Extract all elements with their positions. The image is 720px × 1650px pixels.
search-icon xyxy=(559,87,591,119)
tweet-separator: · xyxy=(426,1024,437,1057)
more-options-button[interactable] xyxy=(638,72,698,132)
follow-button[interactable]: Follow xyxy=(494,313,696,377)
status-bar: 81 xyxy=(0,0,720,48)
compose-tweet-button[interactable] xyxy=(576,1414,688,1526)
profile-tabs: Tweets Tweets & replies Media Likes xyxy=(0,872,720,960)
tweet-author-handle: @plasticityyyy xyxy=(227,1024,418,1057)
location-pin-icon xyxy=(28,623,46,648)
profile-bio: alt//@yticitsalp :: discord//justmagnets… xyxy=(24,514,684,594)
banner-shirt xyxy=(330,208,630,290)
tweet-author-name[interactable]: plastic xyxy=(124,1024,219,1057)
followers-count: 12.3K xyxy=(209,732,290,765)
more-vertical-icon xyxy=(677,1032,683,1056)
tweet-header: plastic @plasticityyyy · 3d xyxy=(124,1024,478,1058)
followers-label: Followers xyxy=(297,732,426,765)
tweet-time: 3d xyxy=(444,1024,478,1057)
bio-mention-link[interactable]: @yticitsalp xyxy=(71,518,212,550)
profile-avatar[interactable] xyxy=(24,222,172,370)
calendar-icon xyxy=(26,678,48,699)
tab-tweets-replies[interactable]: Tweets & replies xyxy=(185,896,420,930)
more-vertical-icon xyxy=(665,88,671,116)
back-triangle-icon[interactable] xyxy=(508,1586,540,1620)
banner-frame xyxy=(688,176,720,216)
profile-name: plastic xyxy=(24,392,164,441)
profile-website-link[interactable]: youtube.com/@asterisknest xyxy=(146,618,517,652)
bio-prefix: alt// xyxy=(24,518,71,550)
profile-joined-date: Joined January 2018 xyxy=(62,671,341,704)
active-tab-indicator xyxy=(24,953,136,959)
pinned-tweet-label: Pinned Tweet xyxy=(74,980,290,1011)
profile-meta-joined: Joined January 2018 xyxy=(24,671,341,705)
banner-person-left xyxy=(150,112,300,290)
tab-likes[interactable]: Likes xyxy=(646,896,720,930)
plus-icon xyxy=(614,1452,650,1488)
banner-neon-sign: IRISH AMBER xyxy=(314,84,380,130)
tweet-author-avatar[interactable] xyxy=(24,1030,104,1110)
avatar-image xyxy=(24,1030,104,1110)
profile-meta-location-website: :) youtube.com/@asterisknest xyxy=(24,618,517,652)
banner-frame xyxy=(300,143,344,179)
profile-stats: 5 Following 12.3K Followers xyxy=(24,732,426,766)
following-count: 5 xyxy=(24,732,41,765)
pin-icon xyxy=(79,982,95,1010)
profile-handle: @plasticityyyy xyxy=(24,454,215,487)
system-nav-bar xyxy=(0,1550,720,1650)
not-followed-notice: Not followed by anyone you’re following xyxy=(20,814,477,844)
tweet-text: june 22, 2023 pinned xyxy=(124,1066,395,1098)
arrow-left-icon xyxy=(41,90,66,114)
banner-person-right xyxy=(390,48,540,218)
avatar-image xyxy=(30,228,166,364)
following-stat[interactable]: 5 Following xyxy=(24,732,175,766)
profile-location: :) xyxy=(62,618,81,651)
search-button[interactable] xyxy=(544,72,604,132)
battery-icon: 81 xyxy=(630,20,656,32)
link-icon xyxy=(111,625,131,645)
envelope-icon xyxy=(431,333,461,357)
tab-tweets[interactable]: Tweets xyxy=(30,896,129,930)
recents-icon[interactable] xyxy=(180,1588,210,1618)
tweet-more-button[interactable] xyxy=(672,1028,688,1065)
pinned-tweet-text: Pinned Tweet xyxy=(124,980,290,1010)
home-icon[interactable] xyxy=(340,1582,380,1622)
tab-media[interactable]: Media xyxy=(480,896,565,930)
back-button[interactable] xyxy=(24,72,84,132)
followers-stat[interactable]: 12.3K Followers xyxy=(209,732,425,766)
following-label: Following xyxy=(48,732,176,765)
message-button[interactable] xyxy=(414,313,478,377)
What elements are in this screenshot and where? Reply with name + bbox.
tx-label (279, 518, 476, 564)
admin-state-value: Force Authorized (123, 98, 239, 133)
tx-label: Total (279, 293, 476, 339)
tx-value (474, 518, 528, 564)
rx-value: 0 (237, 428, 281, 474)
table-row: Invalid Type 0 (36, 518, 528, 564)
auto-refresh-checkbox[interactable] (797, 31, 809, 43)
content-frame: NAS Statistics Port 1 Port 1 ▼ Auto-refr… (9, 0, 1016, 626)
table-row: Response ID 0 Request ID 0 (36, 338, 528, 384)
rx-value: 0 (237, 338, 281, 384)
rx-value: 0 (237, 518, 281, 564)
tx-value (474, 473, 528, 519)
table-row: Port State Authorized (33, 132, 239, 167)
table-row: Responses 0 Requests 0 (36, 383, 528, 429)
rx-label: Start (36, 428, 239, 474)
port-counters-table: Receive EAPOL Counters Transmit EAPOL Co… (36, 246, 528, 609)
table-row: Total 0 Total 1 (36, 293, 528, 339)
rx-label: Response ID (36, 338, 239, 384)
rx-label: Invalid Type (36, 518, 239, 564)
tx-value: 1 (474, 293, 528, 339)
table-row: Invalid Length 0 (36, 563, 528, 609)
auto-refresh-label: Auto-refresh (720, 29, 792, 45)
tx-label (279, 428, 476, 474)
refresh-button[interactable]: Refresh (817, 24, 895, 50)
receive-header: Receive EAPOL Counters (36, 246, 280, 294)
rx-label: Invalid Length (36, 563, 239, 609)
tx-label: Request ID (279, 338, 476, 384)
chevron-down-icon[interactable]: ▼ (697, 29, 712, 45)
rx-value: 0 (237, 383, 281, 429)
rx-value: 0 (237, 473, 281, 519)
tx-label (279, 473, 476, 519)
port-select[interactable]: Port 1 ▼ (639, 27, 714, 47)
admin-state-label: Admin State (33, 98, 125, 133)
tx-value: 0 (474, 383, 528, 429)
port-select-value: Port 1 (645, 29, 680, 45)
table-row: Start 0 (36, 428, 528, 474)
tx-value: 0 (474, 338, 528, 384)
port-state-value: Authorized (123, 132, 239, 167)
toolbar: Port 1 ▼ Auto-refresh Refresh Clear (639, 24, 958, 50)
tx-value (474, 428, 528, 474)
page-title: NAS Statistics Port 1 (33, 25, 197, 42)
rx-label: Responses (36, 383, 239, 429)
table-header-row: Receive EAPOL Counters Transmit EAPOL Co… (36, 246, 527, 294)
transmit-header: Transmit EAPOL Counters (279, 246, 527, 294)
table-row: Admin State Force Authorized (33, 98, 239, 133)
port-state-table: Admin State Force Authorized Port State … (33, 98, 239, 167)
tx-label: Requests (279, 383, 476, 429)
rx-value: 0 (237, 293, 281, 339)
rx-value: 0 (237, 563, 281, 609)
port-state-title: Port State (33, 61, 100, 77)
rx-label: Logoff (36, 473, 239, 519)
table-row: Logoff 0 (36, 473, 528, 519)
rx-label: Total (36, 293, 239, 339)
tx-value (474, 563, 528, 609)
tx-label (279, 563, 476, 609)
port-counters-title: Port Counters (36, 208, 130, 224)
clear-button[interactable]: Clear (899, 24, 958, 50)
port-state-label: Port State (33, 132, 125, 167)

━━━━

### Exercise
Change every "banner-frame" in the records to "banner-border", and leave every other part of the records as it is.

### Exercise result
Extract all elements with their positions. The image is 720px × 1650px pixels.
search-icon xyxy=(559,87,591,119)
tweet-separator: · xyxy=(426,1024,437,1057)
more-options-button[interactable] xyxy=(638,72,698,132)
follow-button[interactable]: Follow xyxy=(494,313,696,377)
status-bar: 81 xyxy=(0,0,720,48)
compose-tweet-button[interactable] xyxy=(576,1414,688,1526)
profile-tabs: Tweets Tweets & replies Media Likes xyxy=(0,872,720,960)
tweet-author-handle: @plasticityyyy xyxy=(227,1024,418,1057)
location-pin-icon xyxy=(28,623,46,648)
profile-bio: alt//@yticitsalp :: discord//justmagnets… xyxy=(24,514,684,594)
banner-shirt xyxy=(330,208,630,290)
tweet-author-name[interactable]: plastic xyxy=(124,1024,219,1057)
followers-count: 12.3K xyxy=(209,732,290,765)
more-vertical-icon xyxy=(677,1032,683,1056)
tweet-header: plastic @plasticityyyy · 3d xyxy=(124,1024,478,1058)
followers-label: Followers xyxy=(297,732,426,765)
tweet-time: 3d xyxy=(444,1024,478,1057)
bio-mention-link[interactable]: @yticitsalp xyxy=(71,518,212,550)
profile-avatar[interactable] xyxy=(24,222,172,370)
calendar-icon xyxy=(26,678,48,699)
tab-tweets-replies[interactable]: Tweets & replies xyxy=(185,896,420,930)
more-vertical-icon xyxy=(665,88,671,116)
back-triangle-icon[interactable] xyxy=(508,1586,540,1620)
banner-border xyxy=(688,176,720,216)
profile-name: plastic xyxy=(24,392,164,441)
profile-website-link[interactable]: youtube.com/@asterisknest xyxy=(146,618,517,652)
bio-prefix: alt// xyxy=(24,518,71,550)
profile-joined-date: Joined January 2018 xyxy=(62,671,341,704)
active-tab-indicator xyxy=(24,953,136,959)
pinned-tweet-label: Pinned Tweet xyxy=(74,980,290,1011)
profile-meta-joined: Joined January 2018 xyxy=(24,671,341,705)
banner-person-left xyxy=(150,112,300,290)
tab-likes[interactable]: Likes xyxy=(646,896,720,930)
plus-icon xyxy=(614,1452,650,1488)
banner-neon-sign: IRISH AMBER xyxy=(314,84,380,130)
tweet-author-avatar[interactable] xyxy=(24,1030,104,1110)
avatar-image xyxy=(24,1030,104,1110)
profile-meta-location-website: :) youtube.com/@asterisknest xyxy=(24,618,517,652)
banner-border xyxy=(300,143,344,179)
profile-stats: 5 Following 12.3K Followers xyxy=(24,732,426,766)
following-count: 5 xyxy=(24,732,41,765)
pin-icon xyxy=(79,982,95,1010)
profile-handle: @plasticityyyy xyxy=(24,454,215,487)
system-nav-bar xyxy=(0,1550,720,1650)
not-followed-notice: Not followed by anyone you’re following xyxy=(20,814,477,844)
tweet-text: june 22, 2023 pinned xyxy=(124,1066,395,1098)
arrow-left-icon xyxy=(41,90,66,114)
banner-person-right xyxy=(390,48,540,218)
avatar-image xyxy=(30,228,166,364)
following-stat[interactable]: 5 Following xyxy=(24,732,175,766)
profile-location: :) xyxy=(62,618,81,651)
search-button[interactable] xyxy=(544,72,604,132)
battery-icon: 81 xyxy=(630,20,656,32)
link-icon xyxy=(111,625,131,645)
envelope-icon xyxy=(431,333,461,357)
tab-tweets[interactable]: Tweets xyxy=(30,896,129,930)
recents-icon[interactable] xyxy=(180,1588,210,1618)
tweet-more-button[interactable] xyxy=(672,1028,688,1065)
pinned-tweet-text: Pinned Tweet xyxy=(124,980,290,1010)
home-icon[interactable] xyxy=(340,1582,380,1622)
tab-media[interactable]: Media xyxy=(480,896,565,930)
back-button[interactable] xyxy=(24,72,84,132)
followers-stat[interactable]: 12.3K Followers xyxy=(209,732,425,766)
following-label: Following xyxy=(48,732,176,765)
message-button[interactable] xyxy=(414,313,478,377)
What elements are in this screenshot and where? Reply with name + bbox.
tx-label (279, 518, 476, 564)
admin-state-value: Force Authorized (123, 98, 239, 133)
tx-label: Total (279, 293, 476, 339)
tx-value (474, 518, 528, 564)
rx-value: 0 (237, 428, 281, 474)
table-row: Invalid Type 0 (36, 518, 528, 564)
auto-refresh-checkbox[interactable] (797, 31, 809, 43)
content-frame: NAS Statistics Port 1 Port 1 ▼ Auto-refr… (9, 0, 1016, 626)
table-row: Response ID 0 Request ID 0 (36, 338, 528, 384)
rx-value: 0 (237, 338, 281, 384)
rx-value: 0 (237, 518, 281, 564)
tx-value (474, 473, 528, 519)
table-row: Port State Authorized (33, 132, 239, 167)
table-row: Responses 0 Requests 0 (36, 383, 528, 429)
rx-label: Start (36, 428, 239, 474)
port-counters-table: Receive EAPOL Counters Transmit EAPOL Co… (36, 246, 528, 609)
table-row: Total 0 Total 1 (36, 293, 528, 339)
rx-label: Response ID (36, 338, 239, 384)
rx-label: Invalid Type (36, 518, 239, 564)
tx-value: 1 (474, 293, 528, 339)
table-row: Invalid Length 0 (36, 563, 528, 609)
auto-refresh-label: Auto-refresh (720, 29, 792, 45)
tx-label (279, 428, 476, 474)
refresh-button[interactable]: Refresh (817, 24, 895, 50)
receive-header: Receive EAPOL Counters (36, 246, 280, 294)
rx-label: Invalid Length (36, 563, 239, 609)
tx-label: Request ID (279, 338, 476, 384)
chevron-down-icon[interactable]: ▼ (697, 29, 712, 45)
rx-value: 0 (237, 383, 281, 429)
rx-value: 0 (237, 473, 281, 519)
tx-label (279, 473, 476, 519)
port-select[interactable]: Port 1 ▼ (639, 27, 714, 47)
admin-state-label: Admin State (33, 98, 125, 133)
tx-value: 0 (474, 383, 528, 429)
port-select-value: Port 1 (645, 29, 680, 45)
table-row: Start 0 (36, 428, 528, 474)
tx-value: 0 (474, 338, 528, 384)
port-state-value: Authorized (123, 132, 239, 167)
toolbar: Port 1 ▼ Auto-refresh Refresh Clear (639, 24, 958, 50)
tx-value (474, 428, 528, 474)
page-title: NAS Statistics Port 1 (33, 25, 197, 42)
rx-label: Responses (36, 383, 239, 429)
table-header-row: Receive EAPOL Counters Transmit EAPOL Co… (36, 246, 527, 294)
transmit-header: Transmit EAPOL Counters (279, 246, 527, 294)
table-row: Admin State Force Authorized (33, 98, 239, 133)
port-state-table: Admin State Force Authorized Port State … (33, 98, 239, 167)
tx-label: Requests (279, 383, 476, 429)
rx-value: 0 (237, 293, 281, 339)
rx-value: 0 (237, 563, 281, 609)
port-state-title: Port State (33, 61, 100, 77)
rx-label: Logoff (36, 473, 239, 519)
table-row: Logoff 0 (36, 473, 528, 519)
rx-label: Total (36, 293, 239, 339)
tx-value (474, 563, 528, 609)
tx-label (279, 563, 476, 609)
port-counters-title: Port Counters (36, 208, 130, 224)
clear-button[interactable]: Clear (899, 24, 958, 50)
port-state-label: Port State (33, 132, 125, 167)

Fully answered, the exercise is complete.